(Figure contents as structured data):
════════════════════

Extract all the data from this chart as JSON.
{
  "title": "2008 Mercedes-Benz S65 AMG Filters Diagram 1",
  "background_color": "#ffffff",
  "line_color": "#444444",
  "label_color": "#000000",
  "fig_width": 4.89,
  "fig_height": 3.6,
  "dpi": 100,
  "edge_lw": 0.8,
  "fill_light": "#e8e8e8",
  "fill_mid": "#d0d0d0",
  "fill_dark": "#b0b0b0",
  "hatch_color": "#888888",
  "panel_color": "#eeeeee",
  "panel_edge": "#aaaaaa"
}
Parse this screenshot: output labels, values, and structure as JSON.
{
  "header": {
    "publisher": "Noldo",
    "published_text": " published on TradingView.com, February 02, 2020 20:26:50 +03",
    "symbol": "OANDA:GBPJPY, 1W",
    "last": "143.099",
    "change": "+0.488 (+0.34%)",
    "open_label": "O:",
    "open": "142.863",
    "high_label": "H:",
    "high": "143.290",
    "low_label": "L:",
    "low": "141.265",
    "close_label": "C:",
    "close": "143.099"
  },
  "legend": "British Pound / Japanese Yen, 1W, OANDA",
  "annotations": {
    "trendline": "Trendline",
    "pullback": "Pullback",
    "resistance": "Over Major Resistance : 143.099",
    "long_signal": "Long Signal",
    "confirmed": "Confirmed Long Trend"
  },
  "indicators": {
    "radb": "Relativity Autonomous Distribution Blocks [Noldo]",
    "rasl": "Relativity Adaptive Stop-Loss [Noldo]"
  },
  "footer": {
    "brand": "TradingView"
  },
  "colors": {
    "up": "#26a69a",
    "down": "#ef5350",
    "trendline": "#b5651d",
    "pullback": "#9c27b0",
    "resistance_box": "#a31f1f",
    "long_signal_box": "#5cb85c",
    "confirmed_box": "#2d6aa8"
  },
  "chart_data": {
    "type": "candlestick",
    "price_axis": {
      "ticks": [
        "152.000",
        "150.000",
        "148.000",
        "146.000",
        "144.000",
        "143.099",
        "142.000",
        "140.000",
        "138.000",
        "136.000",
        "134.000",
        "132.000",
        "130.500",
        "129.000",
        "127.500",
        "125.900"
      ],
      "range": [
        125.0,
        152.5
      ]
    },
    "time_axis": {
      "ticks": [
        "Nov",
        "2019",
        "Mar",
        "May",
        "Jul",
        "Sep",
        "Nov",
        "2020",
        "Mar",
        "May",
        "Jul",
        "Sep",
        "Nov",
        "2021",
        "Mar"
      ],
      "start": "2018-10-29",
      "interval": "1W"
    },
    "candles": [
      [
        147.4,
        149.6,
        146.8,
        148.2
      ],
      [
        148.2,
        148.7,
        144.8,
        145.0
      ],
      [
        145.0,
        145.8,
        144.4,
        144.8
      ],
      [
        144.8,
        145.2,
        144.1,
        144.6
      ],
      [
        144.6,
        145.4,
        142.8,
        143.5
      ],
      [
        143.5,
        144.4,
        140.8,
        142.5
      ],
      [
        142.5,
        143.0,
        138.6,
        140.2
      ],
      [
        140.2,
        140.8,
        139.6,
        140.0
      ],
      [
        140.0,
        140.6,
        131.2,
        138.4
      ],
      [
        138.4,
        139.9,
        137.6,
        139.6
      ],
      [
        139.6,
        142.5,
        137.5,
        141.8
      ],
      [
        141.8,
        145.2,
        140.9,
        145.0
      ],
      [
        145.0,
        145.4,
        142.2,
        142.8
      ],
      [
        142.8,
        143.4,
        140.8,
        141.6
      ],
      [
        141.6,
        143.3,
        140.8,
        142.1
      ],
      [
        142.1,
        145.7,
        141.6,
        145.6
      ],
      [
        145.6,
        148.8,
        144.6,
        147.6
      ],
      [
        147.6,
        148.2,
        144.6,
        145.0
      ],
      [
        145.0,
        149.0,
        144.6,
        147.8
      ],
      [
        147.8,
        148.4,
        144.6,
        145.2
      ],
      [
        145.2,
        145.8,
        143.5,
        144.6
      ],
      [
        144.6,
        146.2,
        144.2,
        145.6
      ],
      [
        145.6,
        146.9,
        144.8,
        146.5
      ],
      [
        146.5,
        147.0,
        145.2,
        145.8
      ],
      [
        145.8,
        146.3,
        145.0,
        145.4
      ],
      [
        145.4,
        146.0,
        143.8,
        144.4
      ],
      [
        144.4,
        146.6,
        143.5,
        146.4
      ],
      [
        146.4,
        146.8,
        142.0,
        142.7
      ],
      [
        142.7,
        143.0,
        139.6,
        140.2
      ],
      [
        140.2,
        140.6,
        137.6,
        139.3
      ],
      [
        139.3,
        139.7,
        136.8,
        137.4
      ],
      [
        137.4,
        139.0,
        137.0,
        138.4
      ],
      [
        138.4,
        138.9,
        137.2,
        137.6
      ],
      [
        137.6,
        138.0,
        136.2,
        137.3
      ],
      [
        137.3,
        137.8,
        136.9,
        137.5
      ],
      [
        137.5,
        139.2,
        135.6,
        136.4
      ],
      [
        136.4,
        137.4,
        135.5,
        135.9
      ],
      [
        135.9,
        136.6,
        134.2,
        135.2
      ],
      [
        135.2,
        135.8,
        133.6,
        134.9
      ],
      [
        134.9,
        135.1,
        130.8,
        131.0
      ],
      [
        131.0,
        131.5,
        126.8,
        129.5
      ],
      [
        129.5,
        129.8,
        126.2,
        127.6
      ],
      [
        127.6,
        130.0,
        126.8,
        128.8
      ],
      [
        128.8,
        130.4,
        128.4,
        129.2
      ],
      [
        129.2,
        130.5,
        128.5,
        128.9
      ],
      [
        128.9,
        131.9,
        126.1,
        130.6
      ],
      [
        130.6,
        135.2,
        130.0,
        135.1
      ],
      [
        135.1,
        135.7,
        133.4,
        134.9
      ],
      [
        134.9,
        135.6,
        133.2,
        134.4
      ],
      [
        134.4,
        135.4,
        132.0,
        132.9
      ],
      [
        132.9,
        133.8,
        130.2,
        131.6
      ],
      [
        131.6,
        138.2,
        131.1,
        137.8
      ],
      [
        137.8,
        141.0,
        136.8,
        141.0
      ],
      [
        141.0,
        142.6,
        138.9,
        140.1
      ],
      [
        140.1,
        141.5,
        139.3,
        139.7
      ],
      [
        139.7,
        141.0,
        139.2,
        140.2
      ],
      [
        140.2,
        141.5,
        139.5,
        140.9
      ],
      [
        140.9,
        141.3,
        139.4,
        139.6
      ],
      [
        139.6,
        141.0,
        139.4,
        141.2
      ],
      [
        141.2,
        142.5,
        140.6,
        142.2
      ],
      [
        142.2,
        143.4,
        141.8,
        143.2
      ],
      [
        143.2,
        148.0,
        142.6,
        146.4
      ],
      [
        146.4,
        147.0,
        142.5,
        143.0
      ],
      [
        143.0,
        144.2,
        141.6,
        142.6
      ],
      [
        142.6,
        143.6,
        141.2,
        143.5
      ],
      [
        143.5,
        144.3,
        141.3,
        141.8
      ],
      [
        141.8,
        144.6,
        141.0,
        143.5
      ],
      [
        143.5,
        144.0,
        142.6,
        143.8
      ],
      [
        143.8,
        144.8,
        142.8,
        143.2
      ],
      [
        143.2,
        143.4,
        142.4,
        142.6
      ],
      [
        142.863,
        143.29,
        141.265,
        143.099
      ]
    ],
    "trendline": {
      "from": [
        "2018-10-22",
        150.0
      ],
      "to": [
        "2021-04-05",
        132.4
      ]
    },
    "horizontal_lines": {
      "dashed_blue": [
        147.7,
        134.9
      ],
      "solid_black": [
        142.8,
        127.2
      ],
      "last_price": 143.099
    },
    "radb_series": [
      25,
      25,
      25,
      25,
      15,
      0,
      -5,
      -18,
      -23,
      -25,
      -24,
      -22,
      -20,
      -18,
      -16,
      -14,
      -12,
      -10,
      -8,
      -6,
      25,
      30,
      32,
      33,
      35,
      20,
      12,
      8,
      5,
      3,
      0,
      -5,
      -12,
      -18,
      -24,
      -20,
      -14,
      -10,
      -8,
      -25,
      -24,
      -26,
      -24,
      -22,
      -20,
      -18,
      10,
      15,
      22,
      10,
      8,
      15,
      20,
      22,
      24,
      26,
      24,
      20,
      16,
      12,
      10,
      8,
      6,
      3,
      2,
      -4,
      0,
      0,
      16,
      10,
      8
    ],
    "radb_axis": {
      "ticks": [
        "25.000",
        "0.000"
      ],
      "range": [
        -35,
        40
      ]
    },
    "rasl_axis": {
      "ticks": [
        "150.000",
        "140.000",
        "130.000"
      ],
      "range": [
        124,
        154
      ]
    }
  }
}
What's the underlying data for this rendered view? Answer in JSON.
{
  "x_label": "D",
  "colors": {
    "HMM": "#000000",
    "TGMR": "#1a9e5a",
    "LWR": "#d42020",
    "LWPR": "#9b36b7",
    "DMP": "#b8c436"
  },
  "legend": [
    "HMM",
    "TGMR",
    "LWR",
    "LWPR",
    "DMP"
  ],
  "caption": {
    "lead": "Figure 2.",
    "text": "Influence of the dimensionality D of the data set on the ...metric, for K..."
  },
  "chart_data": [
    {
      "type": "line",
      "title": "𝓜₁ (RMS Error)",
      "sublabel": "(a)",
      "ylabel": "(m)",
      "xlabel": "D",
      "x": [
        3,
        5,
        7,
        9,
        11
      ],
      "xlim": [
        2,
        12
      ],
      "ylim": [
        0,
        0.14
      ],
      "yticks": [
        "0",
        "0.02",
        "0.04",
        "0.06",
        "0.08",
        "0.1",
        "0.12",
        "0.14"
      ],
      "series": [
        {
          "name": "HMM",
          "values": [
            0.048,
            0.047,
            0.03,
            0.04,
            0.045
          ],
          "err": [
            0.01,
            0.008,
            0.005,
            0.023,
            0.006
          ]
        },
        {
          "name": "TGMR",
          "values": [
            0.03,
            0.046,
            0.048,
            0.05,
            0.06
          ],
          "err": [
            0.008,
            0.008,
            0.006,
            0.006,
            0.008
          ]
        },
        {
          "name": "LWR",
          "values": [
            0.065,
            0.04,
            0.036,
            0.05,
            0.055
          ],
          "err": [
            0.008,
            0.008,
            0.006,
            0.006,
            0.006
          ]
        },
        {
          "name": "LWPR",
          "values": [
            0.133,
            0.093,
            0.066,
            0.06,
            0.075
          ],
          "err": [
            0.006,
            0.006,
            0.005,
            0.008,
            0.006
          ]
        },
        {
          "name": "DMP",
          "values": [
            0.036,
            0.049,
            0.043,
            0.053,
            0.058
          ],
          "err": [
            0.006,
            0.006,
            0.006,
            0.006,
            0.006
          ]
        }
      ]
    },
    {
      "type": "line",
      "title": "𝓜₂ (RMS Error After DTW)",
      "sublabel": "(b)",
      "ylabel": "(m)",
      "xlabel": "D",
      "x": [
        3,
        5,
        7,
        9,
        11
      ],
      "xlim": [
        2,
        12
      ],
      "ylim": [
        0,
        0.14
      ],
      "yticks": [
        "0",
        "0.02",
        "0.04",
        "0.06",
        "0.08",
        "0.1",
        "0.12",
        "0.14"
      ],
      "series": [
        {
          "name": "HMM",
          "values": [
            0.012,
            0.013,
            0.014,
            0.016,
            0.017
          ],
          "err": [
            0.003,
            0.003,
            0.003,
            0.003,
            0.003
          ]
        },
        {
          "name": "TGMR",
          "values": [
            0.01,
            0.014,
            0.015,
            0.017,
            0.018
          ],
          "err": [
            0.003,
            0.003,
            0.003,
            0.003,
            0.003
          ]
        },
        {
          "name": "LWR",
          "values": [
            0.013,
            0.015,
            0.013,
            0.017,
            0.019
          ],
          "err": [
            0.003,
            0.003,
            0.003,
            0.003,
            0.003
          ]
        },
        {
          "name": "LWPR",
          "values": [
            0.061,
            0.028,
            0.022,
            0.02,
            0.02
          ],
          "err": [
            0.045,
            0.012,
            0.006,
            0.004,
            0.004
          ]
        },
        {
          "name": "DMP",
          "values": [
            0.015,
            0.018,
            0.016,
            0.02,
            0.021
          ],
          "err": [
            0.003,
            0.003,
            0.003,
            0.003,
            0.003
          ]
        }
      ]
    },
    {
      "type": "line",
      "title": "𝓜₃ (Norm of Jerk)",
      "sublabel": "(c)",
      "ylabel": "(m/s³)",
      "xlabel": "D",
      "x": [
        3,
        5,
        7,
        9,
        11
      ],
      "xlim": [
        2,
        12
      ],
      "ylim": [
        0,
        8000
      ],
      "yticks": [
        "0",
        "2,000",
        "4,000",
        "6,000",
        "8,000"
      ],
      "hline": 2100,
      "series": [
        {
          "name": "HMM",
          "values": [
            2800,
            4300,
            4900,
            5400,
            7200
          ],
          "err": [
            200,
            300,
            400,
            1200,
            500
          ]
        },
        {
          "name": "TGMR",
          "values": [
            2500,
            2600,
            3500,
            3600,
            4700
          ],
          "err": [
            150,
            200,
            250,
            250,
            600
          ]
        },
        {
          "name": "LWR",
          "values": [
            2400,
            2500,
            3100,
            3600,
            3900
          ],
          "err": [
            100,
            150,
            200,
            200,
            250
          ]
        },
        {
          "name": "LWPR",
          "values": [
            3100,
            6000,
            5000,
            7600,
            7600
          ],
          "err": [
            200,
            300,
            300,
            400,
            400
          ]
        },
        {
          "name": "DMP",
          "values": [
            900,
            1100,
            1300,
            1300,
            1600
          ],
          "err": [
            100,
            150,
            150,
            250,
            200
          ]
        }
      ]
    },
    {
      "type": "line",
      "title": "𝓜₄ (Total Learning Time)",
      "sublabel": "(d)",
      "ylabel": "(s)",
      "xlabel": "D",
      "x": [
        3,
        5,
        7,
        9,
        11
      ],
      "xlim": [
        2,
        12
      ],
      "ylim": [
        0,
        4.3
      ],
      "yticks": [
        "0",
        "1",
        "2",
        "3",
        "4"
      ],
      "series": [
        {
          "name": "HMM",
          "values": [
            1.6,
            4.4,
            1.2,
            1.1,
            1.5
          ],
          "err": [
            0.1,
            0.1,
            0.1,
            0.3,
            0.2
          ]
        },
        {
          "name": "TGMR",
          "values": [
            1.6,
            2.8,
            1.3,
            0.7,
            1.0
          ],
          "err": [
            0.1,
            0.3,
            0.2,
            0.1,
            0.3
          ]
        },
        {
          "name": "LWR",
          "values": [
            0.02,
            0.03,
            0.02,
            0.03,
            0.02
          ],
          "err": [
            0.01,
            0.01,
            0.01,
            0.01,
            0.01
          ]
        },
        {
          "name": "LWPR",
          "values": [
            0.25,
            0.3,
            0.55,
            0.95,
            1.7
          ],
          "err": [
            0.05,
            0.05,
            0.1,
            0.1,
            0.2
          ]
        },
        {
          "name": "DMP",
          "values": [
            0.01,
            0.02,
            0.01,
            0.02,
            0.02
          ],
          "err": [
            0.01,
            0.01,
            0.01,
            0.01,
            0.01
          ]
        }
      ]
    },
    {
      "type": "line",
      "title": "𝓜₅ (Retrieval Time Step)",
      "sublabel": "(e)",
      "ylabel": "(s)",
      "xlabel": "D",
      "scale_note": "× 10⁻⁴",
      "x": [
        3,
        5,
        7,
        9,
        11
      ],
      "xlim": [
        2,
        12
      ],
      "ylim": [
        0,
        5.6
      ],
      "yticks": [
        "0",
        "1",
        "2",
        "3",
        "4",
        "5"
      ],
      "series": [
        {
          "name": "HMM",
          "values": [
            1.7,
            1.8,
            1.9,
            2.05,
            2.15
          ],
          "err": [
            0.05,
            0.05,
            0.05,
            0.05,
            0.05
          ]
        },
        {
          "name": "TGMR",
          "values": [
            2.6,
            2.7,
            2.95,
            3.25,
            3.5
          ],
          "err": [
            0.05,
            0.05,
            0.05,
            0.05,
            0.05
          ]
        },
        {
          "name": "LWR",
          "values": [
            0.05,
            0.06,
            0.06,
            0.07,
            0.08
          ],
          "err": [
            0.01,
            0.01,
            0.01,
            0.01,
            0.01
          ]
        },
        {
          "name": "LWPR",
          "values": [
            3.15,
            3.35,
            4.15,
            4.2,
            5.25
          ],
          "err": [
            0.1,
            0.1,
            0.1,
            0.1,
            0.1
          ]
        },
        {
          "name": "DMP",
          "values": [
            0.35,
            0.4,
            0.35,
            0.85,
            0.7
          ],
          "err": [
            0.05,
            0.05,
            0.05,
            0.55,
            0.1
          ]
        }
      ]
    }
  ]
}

════════════════════

(Exercise):
State how many lines include the string "TradingView". Give no other information.

(Expected answer):
2